WHAT THE TASK REQUIRES: List each line of the data in which the string "Ingresos" appears.

DATA SECTION:
═══
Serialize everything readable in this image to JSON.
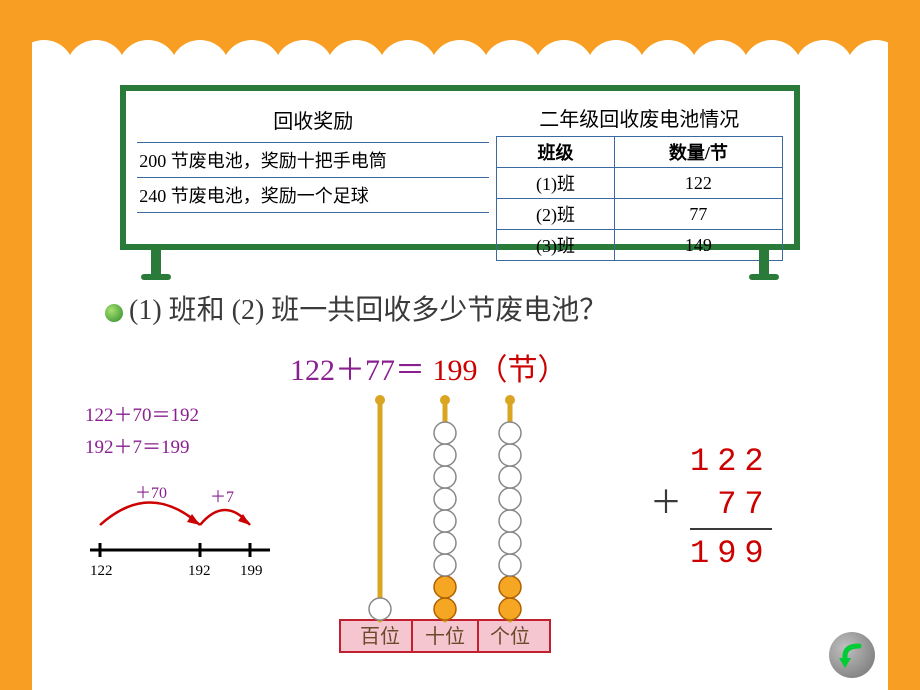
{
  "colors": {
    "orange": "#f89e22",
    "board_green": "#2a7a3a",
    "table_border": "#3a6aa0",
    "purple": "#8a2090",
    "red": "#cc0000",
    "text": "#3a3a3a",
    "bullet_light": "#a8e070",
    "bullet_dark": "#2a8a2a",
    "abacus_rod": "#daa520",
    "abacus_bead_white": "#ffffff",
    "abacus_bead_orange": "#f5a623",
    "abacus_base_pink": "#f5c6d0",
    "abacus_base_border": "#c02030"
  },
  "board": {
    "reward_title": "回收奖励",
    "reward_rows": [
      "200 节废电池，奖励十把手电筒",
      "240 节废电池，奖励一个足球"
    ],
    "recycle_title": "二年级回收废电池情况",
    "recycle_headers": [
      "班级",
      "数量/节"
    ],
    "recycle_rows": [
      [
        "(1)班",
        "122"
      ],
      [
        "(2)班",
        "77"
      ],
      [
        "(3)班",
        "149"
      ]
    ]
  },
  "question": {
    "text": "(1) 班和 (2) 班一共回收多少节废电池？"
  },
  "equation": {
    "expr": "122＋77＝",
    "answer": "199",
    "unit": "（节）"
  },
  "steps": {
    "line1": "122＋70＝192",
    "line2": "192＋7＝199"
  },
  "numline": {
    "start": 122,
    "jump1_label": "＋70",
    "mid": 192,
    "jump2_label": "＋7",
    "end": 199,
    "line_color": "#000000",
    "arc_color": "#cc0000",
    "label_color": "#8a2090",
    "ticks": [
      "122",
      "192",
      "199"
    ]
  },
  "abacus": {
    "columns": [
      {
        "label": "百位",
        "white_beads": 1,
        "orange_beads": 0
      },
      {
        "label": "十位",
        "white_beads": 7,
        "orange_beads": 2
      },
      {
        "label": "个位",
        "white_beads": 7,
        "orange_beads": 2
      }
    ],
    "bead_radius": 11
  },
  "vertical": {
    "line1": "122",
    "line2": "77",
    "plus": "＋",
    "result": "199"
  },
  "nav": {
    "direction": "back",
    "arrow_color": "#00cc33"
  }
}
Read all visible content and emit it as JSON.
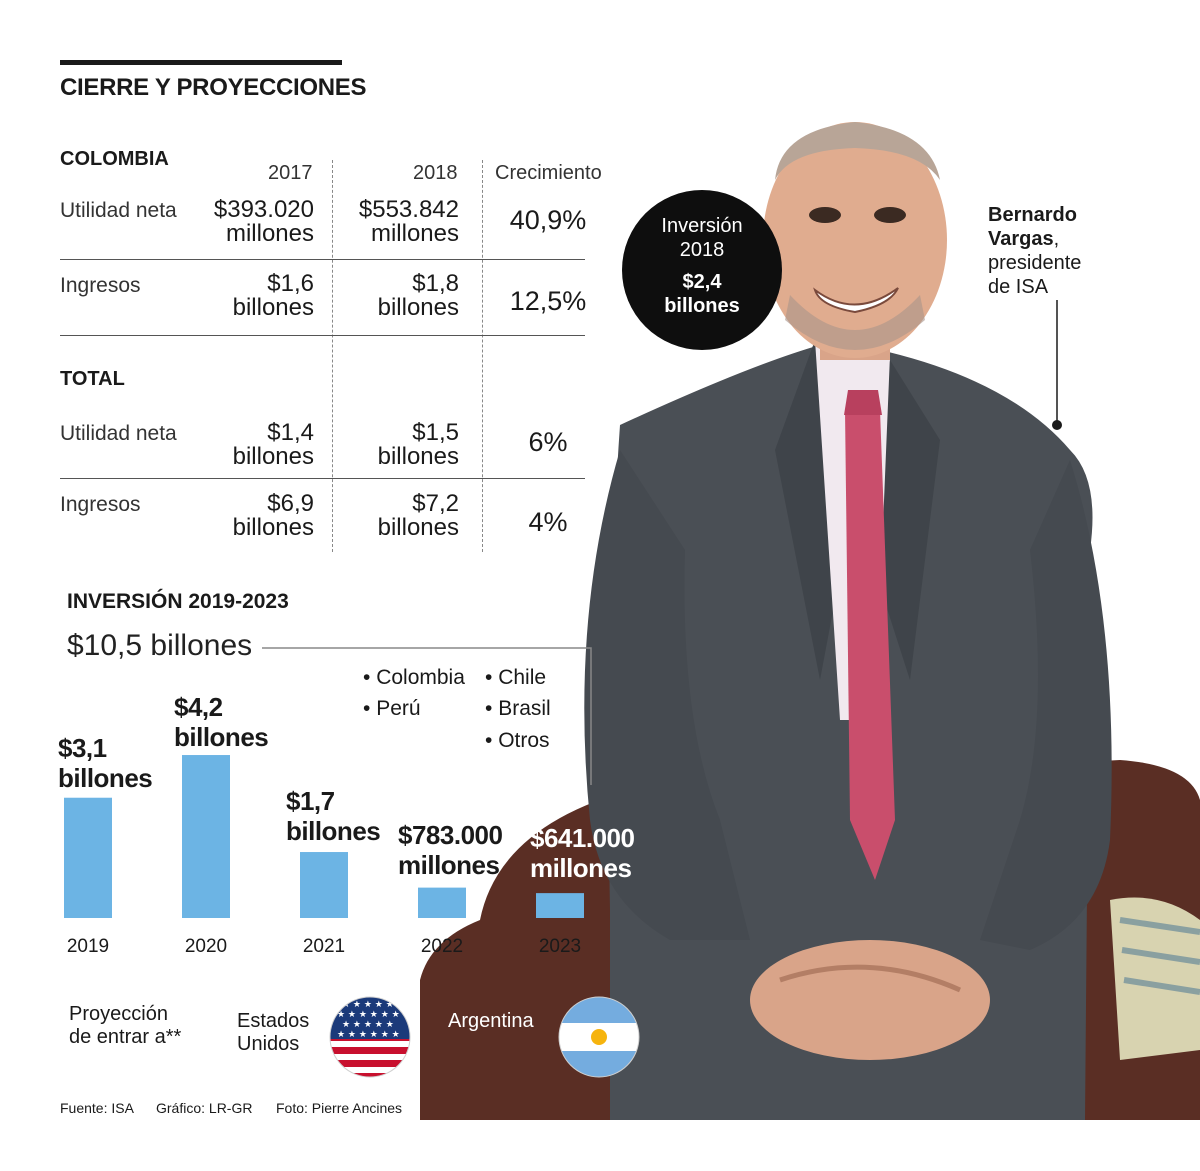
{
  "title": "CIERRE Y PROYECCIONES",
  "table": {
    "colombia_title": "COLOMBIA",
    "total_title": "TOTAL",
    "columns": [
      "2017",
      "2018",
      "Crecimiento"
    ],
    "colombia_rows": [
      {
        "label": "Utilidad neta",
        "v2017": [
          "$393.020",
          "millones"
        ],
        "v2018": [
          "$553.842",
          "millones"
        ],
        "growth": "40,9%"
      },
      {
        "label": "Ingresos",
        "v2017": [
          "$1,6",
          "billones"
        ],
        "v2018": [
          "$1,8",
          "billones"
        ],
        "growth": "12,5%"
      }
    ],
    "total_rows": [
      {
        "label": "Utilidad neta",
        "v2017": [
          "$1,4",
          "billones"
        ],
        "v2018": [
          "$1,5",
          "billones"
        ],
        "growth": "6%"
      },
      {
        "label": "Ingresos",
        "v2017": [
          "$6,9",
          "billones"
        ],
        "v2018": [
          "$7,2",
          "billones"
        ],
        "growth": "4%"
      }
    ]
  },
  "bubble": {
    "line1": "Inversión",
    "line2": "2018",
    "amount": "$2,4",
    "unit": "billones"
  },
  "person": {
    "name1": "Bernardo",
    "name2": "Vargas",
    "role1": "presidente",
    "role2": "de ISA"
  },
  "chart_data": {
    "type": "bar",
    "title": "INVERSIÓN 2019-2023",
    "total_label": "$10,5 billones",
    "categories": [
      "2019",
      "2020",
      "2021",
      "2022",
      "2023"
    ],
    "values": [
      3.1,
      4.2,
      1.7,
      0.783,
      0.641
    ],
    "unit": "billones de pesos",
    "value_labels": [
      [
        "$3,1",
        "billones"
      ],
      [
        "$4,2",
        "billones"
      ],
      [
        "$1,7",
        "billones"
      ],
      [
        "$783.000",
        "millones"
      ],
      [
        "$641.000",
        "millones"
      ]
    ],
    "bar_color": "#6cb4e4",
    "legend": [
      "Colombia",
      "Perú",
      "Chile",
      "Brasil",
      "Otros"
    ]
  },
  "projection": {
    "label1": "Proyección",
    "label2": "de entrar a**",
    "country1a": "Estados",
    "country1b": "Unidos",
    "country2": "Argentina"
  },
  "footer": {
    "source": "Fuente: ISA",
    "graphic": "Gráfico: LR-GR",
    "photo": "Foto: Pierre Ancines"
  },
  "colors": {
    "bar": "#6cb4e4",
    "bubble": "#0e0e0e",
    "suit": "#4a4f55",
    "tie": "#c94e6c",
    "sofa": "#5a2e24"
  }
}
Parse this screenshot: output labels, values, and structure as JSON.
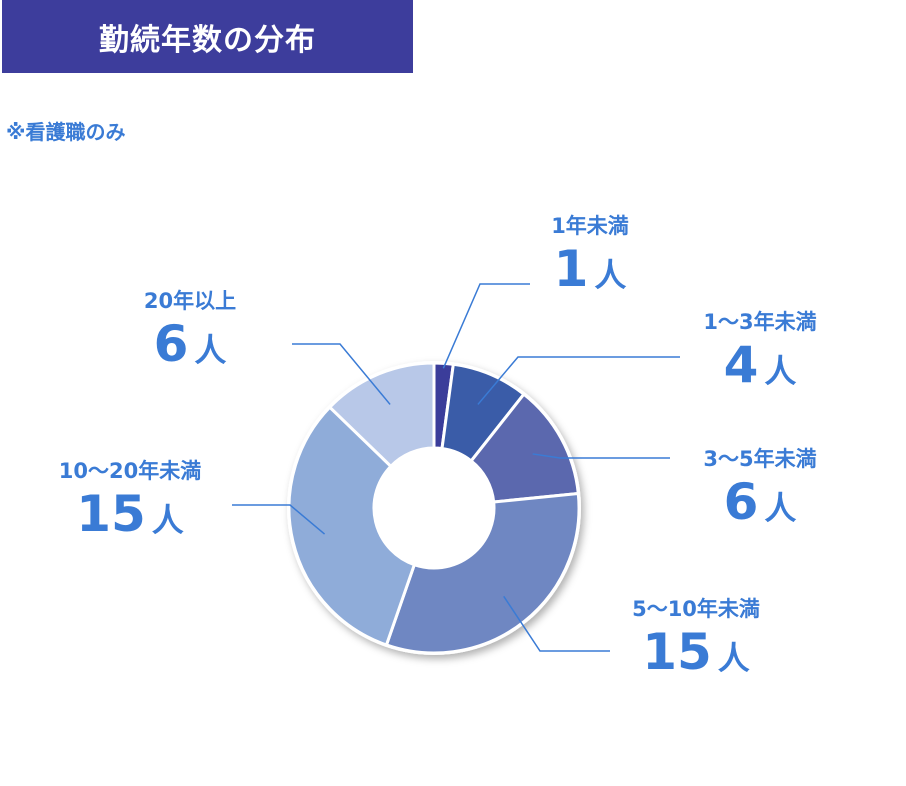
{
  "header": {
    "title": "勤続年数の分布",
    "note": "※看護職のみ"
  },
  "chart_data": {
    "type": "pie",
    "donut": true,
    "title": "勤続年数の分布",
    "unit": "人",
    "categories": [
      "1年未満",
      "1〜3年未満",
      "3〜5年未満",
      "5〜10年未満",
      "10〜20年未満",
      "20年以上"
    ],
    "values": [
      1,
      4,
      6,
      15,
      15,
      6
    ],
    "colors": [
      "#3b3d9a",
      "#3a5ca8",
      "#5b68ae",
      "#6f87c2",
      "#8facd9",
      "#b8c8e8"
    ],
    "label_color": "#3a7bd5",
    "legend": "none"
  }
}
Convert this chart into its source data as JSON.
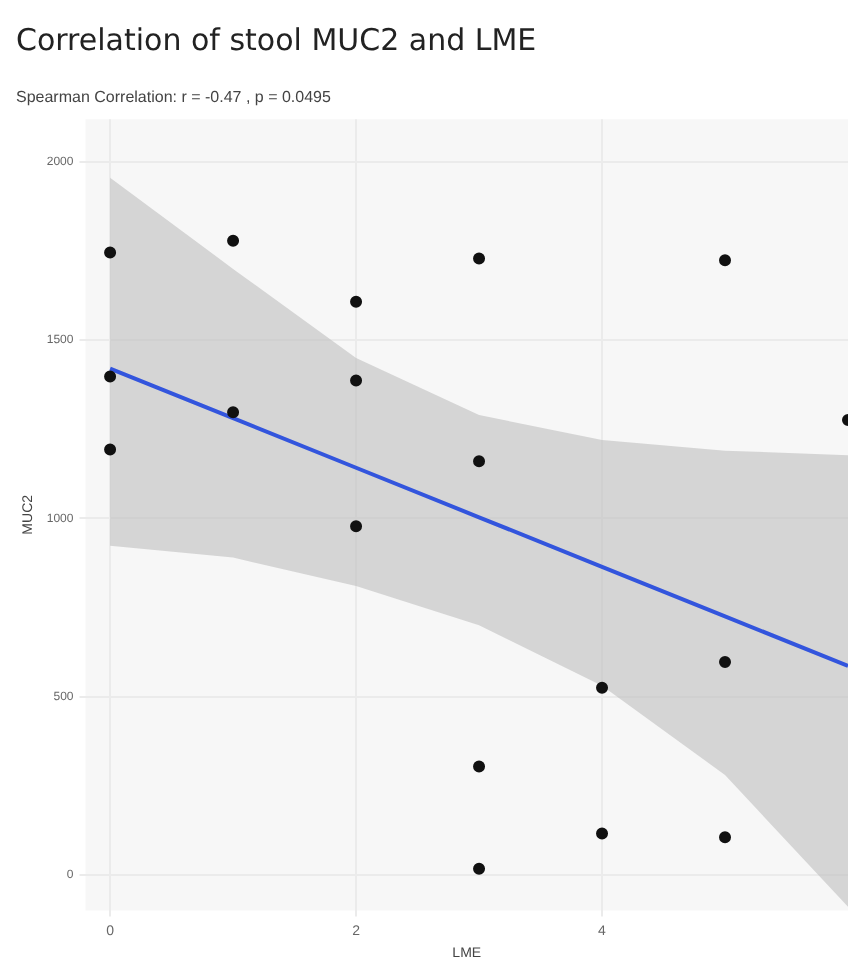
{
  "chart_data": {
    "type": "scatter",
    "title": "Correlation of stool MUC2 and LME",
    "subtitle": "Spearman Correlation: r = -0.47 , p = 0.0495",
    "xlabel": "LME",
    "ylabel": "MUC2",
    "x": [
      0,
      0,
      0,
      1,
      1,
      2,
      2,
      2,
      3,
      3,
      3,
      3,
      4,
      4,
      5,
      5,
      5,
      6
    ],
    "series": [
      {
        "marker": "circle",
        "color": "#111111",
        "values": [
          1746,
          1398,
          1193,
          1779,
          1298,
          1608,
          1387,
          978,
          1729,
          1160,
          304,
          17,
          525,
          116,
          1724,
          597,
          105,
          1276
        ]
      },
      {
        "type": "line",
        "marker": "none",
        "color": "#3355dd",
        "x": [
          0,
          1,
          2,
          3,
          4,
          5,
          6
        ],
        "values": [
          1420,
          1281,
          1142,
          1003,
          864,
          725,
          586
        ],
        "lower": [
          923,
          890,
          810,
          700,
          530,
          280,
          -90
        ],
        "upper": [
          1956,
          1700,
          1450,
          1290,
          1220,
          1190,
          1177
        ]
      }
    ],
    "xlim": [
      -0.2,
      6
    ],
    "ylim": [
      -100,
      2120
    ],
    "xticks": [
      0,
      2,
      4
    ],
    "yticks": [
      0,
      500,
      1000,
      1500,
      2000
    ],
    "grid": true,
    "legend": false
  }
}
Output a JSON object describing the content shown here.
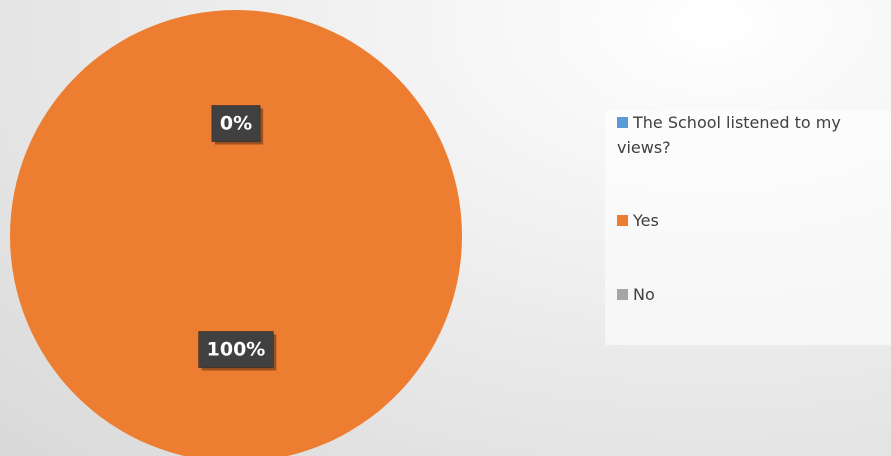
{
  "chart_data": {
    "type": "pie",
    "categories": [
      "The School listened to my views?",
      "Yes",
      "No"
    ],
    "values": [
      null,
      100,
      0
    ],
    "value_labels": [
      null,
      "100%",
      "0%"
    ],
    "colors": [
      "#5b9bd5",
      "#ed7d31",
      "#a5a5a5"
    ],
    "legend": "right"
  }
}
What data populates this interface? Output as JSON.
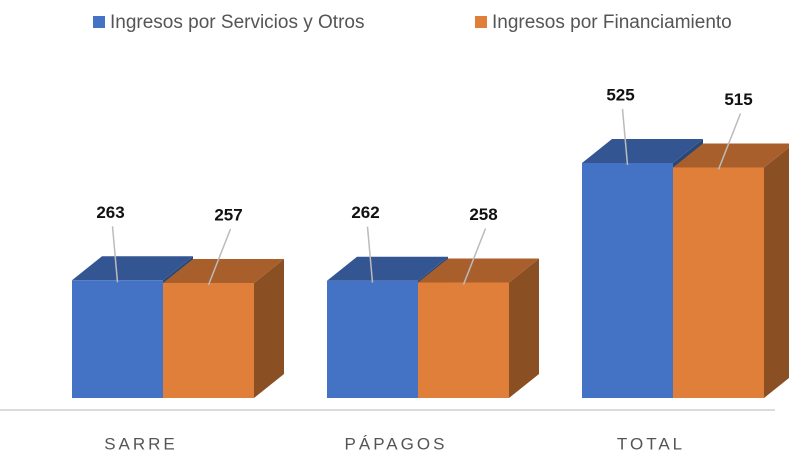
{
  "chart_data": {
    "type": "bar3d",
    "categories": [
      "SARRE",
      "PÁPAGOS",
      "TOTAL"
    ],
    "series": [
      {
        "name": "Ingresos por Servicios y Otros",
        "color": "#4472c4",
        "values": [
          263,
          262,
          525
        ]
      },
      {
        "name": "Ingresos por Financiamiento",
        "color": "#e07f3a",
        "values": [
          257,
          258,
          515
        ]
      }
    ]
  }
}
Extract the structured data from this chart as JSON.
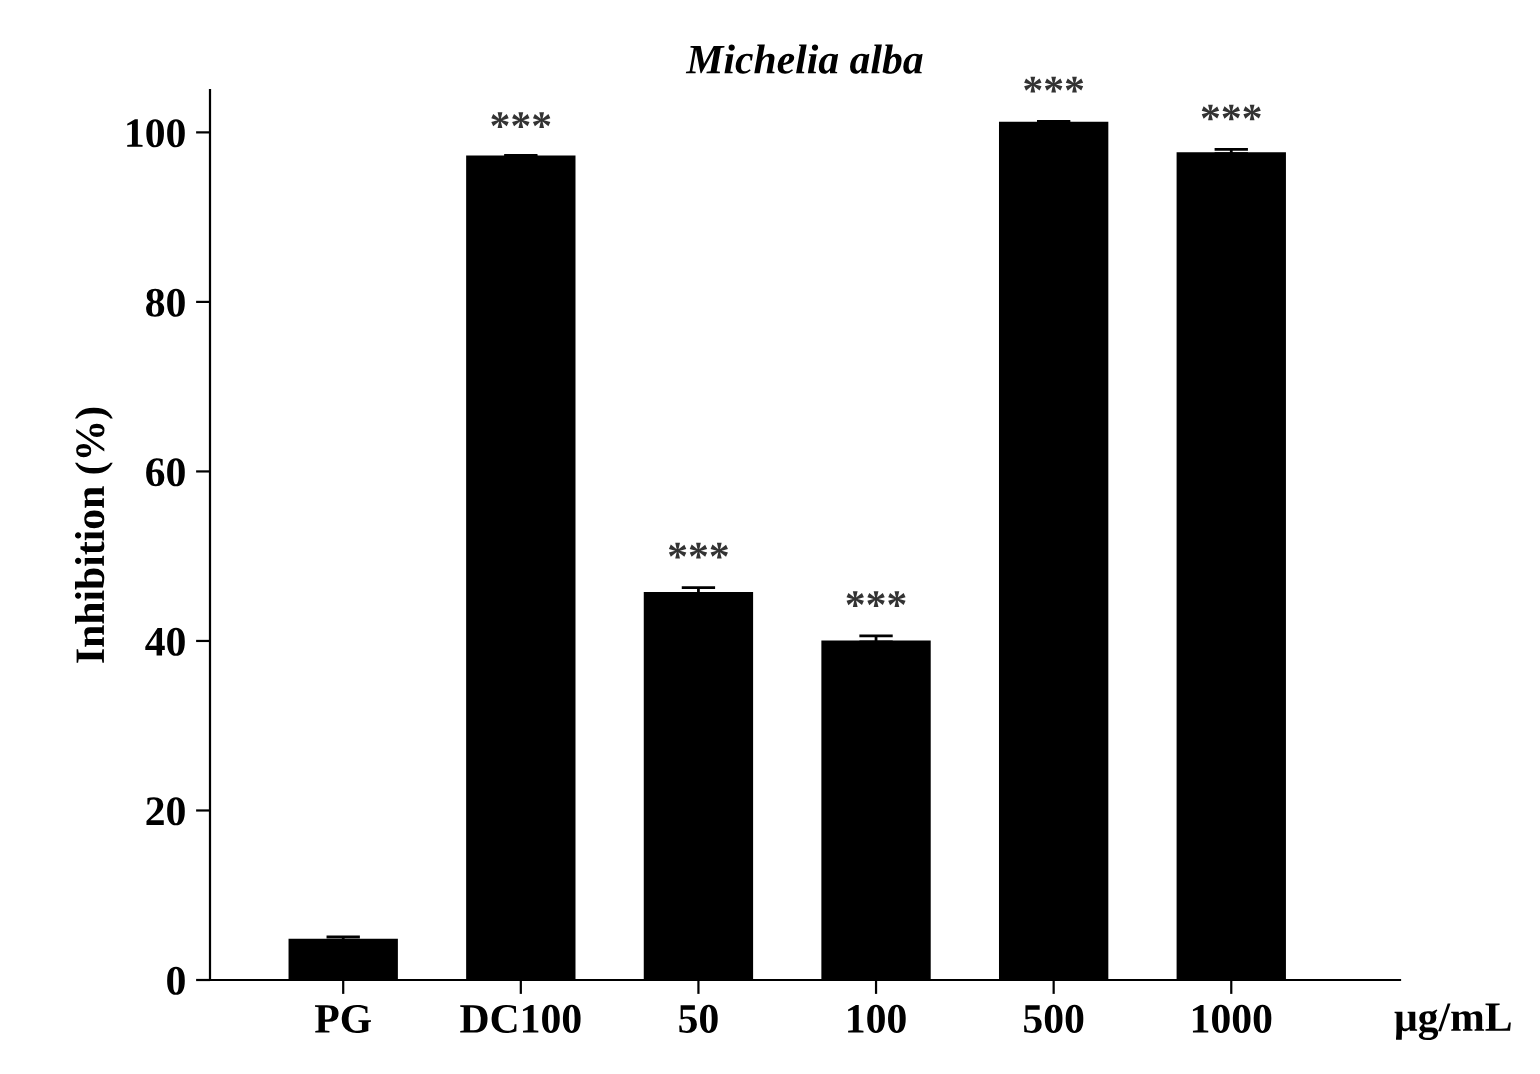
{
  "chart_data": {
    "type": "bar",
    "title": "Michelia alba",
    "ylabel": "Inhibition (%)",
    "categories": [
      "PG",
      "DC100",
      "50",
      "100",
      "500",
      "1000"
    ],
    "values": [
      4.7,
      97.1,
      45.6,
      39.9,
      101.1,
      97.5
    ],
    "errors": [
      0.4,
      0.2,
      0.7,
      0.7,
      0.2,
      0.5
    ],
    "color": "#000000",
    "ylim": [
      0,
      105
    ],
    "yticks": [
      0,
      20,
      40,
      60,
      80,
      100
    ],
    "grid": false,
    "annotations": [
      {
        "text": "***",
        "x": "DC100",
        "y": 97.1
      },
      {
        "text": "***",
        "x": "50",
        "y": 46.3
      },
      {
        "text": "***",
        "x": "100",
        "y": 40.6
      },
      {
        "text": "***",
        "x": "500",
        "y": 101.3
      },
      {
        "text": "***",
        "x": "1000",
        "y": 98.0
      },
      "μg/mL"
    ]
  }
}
═══
TASK RESULT:
        "label": "Ingresos",
        "label": "Ingresos",
        "name": "Ingresos por Servicios y Otros",
        "name": "Ingresos por Financiamiento",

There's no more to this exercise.